L'Avenir de la bourgeoisie
Il est presque centenaire, ce texte écrit le 15 mai 1914, très peu de temps avant le début du grand carnage...
Et pourtant, quel drôle d'effet il produit, lorsqu'on le lit aujourd'hui ! Quel étrange sentiment de "déjà vu", de "bien connu" : mais oui, c'est cela, c'est à notre situation aujourd'hui qu'il nous fait irrésistiblement penser, en France en particulier, en Europe - et même dans le monde... - en général.
"...perdre ce respect de l'argent, hérité d'une longue série de laborieux ancêtres..."; "...l'habitude du danger et le goût de la spéculation..."; troisfamilles sur dix qui "vivent plus largement que leurs moyens ne le leur permettent", "cinq qui dépensent tous leurs revenus... et deux peut-être seulement qui observent encore les anciennes pratiques d'économie et d'accumulation..."
Et cette observation, si juste, sur cette "révolution socialiste" qui "ne se fera pas par brutale confiscation, mais par un lent processus..."

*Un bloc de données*
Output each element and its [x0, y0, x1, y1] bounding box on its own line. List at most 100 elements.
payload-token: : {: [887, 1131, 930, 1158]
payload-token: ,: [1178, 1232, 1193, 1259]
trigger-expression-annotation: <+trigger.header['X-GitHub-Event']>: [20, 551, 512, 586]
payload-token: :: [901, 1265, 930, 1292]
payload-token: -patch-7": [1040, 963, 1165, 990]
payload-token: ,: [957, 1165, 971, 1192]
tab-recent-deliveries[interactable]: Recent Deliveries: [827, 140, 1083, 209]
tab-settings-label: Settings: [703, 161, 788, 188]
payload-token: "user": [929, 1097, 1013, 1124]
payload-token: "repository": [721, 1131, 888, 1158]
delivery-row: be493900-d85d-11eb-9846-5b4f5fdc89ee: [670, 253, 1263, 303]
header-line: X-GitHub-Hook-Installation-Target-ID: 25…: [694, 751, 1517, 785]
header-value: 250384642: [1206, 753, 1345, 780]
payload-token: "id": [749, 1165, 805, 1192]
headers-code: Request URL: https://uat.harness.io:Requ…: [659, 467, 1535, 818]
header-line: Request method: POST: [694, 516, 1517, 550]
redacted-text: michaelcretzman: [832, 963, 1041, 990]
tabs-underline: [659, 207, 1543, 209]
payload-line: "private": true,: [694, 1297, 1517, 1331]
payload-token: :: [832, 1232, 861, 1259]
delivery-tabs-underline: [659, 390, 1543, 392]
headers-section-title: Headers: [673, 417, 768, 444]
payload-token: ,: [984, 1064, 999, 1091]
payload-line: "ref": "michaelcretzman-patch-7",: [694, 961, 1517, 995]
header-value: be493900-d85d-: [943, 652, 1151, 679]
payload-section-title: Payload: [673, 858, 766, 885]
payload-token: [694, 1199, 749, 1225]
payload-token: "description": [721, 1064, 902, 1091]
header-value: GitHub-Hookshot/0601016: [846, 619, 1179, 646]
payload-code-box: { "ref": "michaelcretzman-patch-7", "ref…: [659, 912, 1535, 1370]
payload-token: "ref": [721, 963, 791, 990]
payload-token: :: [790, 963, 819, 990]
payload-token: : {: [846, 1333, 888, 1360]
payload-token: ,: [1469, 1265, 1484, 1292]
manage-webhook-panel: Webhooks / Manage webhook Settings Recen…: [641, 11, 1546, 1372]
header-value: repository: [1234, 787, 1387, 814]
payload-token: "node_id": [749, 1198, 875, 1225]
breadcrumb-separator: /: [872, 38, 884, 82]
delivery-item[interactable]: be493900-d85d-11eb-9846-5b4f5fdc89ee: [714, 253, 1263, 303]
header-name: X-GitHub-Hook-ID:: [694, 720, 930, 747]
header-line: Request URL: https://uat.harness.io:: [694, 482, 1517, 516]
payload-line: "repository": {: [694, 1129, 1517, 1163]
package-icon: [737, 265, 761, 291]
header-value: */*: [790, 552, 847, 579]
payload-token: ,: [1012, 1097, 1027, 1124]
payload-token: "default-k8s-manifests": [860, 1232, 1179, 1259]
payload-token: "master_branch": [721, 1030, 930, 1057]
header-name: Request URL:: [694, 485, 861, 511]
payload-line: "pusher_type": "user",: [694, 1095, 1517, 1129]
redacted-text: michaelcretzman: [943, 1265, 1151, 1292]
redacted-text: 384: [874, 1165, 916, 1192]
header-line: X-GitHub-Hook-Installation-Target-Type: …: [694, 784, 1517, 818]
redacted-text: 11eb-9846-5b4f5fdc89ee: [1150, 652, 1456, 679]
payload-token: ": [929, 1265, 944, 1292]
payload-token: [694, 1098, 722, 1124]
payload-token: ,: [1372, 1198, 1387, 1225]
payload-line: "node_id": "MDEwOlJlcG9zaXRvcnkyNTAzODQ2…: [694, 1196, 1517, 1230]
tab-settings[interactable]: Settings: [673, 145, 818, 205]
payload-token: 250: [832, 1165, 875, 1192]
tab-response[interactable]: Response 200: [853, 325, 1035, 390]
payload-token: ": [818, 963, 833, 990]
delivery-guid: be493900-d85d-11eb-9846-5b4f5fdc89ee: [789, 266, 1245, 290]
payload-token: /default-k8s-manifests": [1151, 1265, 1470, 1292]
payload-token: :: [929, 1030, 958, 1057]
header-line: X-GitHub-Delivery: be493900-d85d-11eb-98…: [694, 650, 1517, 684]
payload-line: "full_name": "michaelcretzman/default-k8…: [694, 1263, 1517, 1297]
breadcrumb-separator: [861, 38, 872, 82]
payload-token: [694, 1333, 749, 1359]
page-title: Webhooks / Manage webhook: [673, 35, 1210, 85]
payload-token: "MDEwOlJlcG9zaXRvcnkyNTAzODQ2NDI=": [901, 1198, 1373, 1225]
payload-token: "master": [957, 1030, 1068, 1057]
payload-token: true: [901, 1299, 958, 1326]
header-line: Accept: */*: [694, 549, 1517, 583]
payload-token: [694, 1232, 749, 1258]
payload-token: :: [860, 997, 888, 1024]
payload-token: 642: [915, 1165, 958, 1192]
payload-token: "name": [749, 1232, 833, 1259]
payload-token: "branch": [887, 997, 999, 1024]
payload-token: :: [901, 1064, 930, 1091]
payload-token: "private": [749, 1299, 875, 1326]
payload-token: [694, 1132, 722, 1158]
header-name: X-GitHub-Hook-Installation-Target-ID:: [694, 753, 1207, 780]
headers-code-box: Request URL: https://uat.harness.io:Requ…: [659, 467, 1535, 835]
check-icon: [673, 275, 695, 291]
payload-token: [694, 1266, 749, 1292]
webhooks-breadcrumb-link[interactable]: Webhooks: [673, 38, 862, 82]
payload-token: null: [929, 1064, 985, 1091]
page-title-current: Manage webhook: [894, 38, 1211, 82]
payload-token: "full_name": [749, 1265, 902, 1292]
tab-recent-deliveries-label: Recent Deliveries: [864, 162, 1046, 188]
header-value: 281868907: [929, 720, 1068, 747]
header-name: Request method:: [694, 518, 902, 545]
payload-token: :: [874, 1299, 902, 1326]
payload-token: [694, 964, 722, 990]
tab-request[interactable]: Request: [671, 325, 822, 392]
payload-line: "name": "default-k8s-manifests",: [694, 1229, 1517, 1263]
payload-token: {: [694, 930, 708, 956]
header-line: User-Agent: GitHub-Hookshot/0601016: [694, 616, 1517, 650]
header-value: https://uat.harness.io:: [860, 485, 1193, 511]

*Énoncé écrit 1*
Recopiez en entier le texte sur l'avenir de la bourgeoisie.
*Énoncé écrit 2*
Rendez sous forme de liste JSON de chaînes la partie du listing qui va de son début jusqu'à la ligne contenant "payload-token: ,: [957, 1165, 971, 1192]", celle-ci comprise, avec une chaîne par ligne et sans les lignes vides.

*Réponse écrite 1*
L'Avenir de la bourgeoisie
Il est presque centenaire, ce texte écrit le 15 mai 1914, très peu de temps avant le début du grand carnage...
Et pourtant, quel drôle d'effet il produit, lorsqu'on le lit aujourd'hui ! Quel étrange sentiment de "déjà vu", de "bien connu" : mais oui, c'est cela, c'est à notre situation aujourd'hui qu'il nous fait irrésistiblement penser, en France en particulier, en Europe - et même dans le monde... - en général.
"...perdre ce respect de l'argent, hérité d'une longue série de laborieux ancêtres..."; "...l'habitude du danger et le goût de la spéculation..."; troisfamilles sur dix qui "vivent plus largement que leurs moyens ne le leur permettent", "cinq qui dépensent tous leurs revenus... et deux peut-être seulement qui observent encore les anciennes pratiques d'économie et d'accumulation..."
Et cette observation, si juste, sur cette "révolution socialiste" qui "ne se fera pas par brutale confiscation, mais par un lent processus..."

*Réponse écrite 2*
[
  "Output each element and its [x0, y0, x1, y1] bounding box on its own line. List at most 100 elements.",
  "payload-token: : {: [887, 1131, 930, 1158]",
  "payload-token: ,: [1178, 1232, 1193, 1259]",
  "trigger-expression-annotation: <+trigger.header['X-GitHub-Event']>: [20, 551, 512, 586]",
  "payload-token: :: [901, 1265, 930, 1292]",
  "payload-token: -patch-7\": [1040, 963, 1165, 990]",
  "payload-token: ,: [957, 1165, 971, 1192]"
]